Below are some records; return each one exactly.

══════════════════════════════

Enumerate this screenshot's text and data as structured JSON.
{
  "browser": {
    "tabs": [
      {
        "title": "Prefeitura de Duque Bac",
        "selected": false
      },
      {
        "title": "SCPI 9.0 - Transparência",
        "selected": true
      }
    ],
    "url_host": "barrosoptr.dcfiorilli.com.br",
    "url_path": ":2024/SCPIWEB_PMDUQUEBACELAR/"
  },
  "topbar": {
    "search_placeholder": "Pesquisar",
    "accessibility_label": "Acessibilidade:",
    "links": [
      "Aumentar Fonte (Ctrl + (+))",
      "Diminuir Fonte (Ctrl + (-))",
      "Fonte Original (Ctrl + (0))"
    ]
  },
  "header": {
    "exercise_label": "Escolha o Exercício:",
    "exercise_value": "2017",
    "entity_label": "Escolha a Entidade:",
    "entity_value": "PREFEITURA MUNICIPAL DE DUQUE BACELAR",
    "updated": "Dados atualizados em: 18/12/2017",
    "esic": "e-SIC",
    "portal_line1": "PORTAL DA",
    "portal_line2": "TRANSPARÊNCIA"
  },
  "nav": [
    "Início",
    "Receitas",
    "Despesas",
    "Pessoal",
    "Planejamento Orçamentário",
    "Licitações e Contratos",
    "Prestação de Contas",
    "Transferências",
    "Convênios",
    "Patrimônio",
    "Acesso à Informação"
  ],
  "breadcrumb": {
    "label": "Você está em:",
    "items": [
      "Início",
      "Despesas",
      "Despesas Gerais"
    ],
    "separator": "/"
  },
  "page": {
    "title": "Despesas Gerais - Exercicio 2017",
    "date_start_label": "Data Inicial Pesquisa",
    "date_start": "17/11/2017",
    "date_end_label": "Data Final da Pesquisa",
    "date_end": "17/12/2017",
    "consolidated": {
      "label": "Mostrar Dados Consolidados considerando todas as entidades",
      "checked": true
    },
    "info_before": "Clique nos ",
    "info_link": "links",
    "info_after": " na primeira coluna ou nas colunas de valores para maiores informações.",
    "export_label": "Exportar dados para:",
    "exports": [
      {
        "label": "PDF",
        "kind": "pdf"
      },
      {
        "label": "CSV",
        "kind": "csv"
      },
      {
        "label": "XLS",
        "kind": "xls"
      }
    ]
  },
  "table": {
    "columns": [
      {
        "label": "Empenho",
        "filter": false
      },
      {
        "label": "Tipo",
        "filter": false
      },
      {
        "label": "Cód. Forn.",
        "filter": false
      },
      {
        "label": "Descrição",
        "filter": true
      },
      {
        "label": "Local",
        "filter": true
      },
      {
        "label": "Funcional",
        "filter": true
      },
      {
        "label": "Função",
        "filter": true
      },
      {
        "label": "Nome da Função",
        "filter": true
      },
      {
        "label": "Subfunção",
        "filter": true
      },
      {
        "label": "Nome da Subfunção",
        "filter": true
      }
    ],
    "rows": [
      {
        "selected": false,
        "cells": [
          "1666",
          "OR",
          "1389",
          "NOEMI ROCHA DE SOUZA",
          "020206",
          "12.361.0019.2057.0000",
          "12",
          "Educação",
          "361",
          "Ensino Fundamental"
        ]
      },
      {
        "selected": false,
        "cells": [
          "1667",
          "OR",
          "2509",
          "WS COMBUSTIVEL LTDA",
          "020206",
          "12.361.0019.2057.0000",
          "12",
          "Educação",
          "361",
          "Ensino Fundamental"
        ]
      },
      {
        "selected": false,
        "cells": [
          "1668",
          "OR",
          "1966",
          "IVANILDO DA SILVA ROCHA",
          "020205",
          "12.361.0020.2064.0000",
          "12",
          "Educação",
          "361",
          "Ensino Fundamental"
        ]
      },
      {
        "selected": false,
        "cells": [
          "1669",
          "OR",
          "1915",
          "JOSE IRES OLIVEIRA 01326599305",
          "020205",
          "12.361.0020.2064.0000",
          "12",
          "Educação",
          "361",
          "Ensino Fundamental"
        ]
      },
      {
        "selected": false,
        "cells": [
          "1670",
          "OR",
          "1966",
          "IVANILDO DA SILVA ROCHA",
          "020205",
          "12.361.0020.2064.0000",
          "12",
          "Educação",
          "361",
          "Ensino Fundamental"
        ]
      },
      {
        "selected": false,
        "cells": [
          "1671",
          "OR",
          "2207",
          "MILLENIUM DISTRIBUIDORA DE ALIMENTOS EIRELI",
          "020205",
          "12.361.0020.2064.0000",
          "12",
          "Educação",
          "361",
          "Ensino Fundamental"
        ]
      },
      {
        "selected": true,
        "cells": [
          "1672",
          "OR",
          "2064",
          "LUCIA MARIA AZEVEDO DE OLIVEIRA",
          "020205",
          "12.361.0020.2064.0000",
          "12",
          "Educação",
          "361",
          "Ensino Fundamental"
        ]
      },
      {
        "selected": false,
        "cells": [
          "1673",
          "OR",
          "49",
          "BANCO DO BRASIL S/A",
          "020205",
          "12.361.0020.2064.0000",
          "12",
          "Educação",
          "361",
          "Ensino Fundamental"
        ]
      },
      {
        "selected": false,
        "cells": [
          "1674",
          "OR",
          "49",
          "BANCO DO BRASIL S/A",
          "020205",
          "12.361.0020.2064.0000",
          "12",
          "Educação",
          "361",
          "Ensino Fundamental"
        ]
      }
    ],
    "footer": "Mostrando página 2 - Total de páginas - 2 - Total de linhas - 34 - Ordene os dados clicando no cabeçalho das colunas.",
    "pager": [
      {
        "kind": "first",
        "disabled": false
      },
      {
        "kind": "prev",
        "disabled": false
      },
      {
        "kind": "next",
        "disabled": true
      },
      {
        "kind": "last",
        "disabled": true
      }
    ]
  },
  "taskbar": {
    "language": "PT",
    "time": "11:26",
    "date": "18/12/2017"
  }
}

══════════════════════════════

Right answer:
Enumerate this screenshot's text and data as structured JSON.
{
  "browser": {
    "tabs": [
      {
        "title": "Prefeitura de Duque Bac",
        "selected": false
      },
      {
        "title": "SCPI 9.0 - Transparência",
        "selected": true
      }
    ],
    "url_host": "barrosoptr.dcfiorilli.com.br",
    "url_path": ":2024/SCPIWEB_PMDUQUEBACELAR/"
  },
  "topbar": {
    "search_placeholder": "Pesquisar",
    "accessibility_label": "Acessibilidade:",
    "links": [
      "Aumentar Fonte (Ctrl + (+))",
      "Diminuir Fonte (Ctrl + (-))",
      "Fonte Original (Ctrl + (0))"
    ]
  },
  "header": {
    "exercise_label": "Escolha o Exercício:",
    "exercise_value": "2017",
    "entity_label": "Escolha a Entidade:",
    "entity_value": "PREFEITURA MUNICIPAL DE DUQUE BACELAR",
    "updated": "Dados atualizados em: 18/12/2017",
    "esic": "e-SIC",
    "portal_line1": "PORTAL DA",
    "portal_line2": "TRANSPARÊNCIA"
  },
  "nav": [
    "Início",
    "Receitas",
    "Despesas",
    "Pessoal",
    "Planejamento Orçamentário",
    "Licitações e Contratos",
    "Prestação de Contas",
    "Transferências",
    "Convênios",
    "Patrimônio",
    "Acesso à Informação"
  ],
  "breadcrumb": {
    "label": "Você está em:",
    "items": [
      "Início",
      "Despesas",
      "Despesas Gerais"
    ],
    "separator": "/"
  },
  "page": {
    "title": "Despesas Gerais - Exercicio 2017",
    "date_start_label": "Data Inicial Pesquisa",
    "date_start": "17/11/2017",
    "date_end_label": "Data Final da Pesquisa",
    "date_end": "17/12/2017",
    "consolidated": {
      "label": "Mostrar Dados Consolidados considerando todas as entidades",
      "checked": true
    },
    "info_before": "Clique nos ",
    "info_link": "links",
    "info_after": " na primeira coluna ou nas colunas de valores para maiores informações.",
    "export_label": "Exportar dados para:",
    "exports": [
      {
        "label": "PDF",
        "kind": "pdf"
      },
      {
        "label": "CSV",
        "kind": "csv"
      },
      {
        "label": "XLS",
        "kind": "xls"
      }
    ]
  },
  "table": {
    "columns": [
      {
        "label": "Empenho",
        "filter": false
      },
      {
        "label": "Tipo",
        "filter": false
      },
      {
        "label": "Cód. Forn.",
        "filter": false
      },
      {
        "label": "Descrição",
        "filter": true
      },
      {
        "label": "Local",
        "filter": true
      },
      {
        "label": "Funcional",
        "filter": true
      },
      {
        "label": "Função",
        "filter": true
      },
      {
        "label": "Nome da Função",
        "filter": true
      },
      {
        "label": "Subfunção",
        "filter": true
      },
      {
        "label": "Nome da Subfunção",
        "filter": true
      }
    ],
    "rows": [
      {
        "selected": false,
        "cells": [
          "1666",
          "OR",
          "1389",
          "NOEMI ROCHA DE SOUZA",
          "020206",
          "12.361.0019.2057.0000",
          "12",
          "Educação",
          "361",
          "Ensino Fundamental"
        ]
      },
      {
        "selected": false,
        "cells": [
          "1667",
          "OR",
          "2509",
          "WS COMBUSTIVEL LTDA",
          "020206",
          "12.361.0019.2057.0000",
          "12",
          "Educação",
          "361",
          "Ensino Fundamental"
        ]
      },
      {
        "selected": false,
        "cells": [
          "1668",
          "OR",
          "1966",
          "IVANILDO DA SILVA ROCHA",
          "020205",
          "12.361.0020.2064.0000",
          "12",
          "Educação",
          "361",
          "Ensino Fundamental"
        ]
      },
      {
        "selected": false,
        "cells": [
          "1669",
          "OR",
          "1915",
          "JOSE IRES OLIVEIRA 01326599305",
          "020205",
          "12.361.0020.2064.0000",
          "12",
          "Educação",
          "361",
          "Ensino Fundamental"
        ]
      },
      {
        "selected": false,
        "cells": [
          "1670",
          "OR",
          "1966",
          "IVANILDO DA SILVA ROCHA",
          "020205",
          "12.361.0020.2064.0000",
          "12",
          "Educação",
          "361",
          "Ensino Fundamental"
        ]
      },
      {
        "selected": false,
        "cells": [
          "1671",
          "OR",
          "2207",
          "MILLENIUM DISTRIBUIDORA DE ALIMENTOS EIRELI",
          "020205",
          "12.361.0020.2064.0000",
          "12",
          "Educação",
          "361",
          "Ensino Fundamental"
        ]
      },
      {
        "selected": true,
        "cells": [
          "1672",
          "OR",
          "2064",
          "LUCIA MARIA AZEVEDO DE OLIVEIRA",
          "020205",
          "12.361.0020.2064.0000",
          "12",
          "Educação",
          "361",
          "Ensino Fundamental"
        ]
      },
      {
        "selected": false,
        "cells": [
          "1673",
          "OR",
          "49",
          "BANCO DO BRASIL S/A",
          "020205",
          "12.361.0020.2064.0000",
          "12",
          "Educação",
          "361",
          "Ensino Fundamental"
        ]
      },
      {
        "selected": false,
        "cells": [
          "1674",
          "OR",
          "49",
          "BANCO DO BRASIL S/A",
          "020205",
          "12.361.0020.2064.0000",
          "12",
          "Educação",
          "361",
          "Ensino Fundamental"
        ]
      }
    ],
    "footer": "Mostrando página 2 - Total de páginas - 2 - Total de linhas - 34 - Ordene os dados clicando no cabeçalho das colunas.",
    "pager": [
      {
        "kind": "first",
        "disabled": false
      },
      {
        "kind": "prev",
        "disabled": false
      },
      {
        "kind": "next",
        "disabled": true
      },
      {
        "kind": "last",
        "disabled": true
      }
    ]
  },
  "taskbar": {
    "language": "PT",
    "time": "11:26",
    "date": "18/12/2017"
  }
}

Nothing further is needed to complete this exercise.